— Start —
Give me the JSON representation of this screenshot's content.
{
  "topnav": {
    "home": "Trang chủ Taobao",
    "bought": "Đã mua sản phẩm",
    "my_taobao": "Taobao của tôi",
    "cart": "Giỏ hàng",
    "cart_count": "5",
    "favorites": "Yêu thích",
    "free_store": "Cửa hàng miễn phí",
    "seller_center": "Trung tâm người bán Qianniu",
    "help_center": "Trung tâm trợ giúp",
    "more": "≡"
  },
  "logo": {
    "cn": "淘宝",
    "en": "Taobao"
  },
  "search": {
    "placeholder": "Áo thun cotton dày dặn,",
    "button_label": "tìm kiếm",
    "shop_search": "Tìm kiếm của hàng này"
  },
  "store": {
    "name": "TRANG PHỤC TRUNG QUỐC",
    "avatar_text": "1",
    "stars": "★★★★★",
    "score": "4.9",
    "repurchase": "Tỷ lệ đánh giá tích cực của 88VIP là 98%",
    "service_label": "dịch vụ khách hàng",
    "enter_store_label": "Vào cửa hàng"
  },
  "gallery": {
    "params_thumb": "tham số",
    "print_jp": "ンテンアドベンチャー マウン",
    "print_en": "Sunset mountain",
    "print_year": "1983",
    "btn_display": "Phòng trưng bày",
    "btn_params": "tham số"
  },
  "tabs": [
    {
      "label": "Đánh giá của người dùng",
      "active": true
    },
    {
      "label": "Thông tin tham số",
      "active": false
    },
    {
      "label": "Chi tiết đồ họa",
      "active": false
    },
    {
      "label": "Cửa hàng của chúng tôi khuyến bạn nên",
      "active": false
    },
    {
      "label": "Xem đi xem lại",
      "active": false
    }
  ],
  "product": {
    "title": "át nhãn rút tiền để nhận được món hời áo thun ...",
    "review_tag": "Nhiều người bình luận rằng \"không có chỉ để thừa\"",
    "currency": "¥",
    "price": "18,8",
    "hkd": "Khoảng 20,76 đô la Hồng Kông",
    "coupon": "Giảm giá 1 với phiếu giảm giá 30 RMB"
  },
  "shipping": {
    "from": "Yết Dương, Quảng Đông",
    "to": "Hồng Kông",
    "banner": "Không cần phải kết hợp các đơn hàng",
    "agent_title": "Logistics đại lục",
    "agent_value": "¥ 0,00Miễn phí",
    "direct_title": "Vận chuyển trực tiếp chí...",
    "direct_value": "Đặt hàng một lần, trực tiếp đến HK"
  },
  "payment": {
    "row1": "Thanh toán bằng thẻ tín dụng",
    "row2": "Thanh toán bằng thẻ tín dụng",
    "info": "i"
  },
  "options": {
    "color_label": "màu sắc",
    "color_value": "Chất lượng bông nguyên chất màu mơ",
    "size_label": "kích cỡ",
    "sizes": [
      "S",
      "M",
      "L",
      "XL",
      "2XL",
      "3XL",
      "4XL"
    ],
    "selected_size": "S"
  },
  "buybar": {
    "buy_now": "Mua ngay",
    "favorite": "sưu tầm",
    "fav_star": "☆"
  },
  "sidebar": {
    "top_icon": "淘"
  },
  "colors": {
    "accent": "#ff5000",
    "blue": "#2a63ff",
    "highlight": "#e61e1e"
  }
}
— End —
- _Requirement_:
Track down the lines that include the word "kiếm" and copy them.

- _Full solution_:
    "button_label": "tìm kiếm",
    "shop_search": "Tìm kiếm của hàng này"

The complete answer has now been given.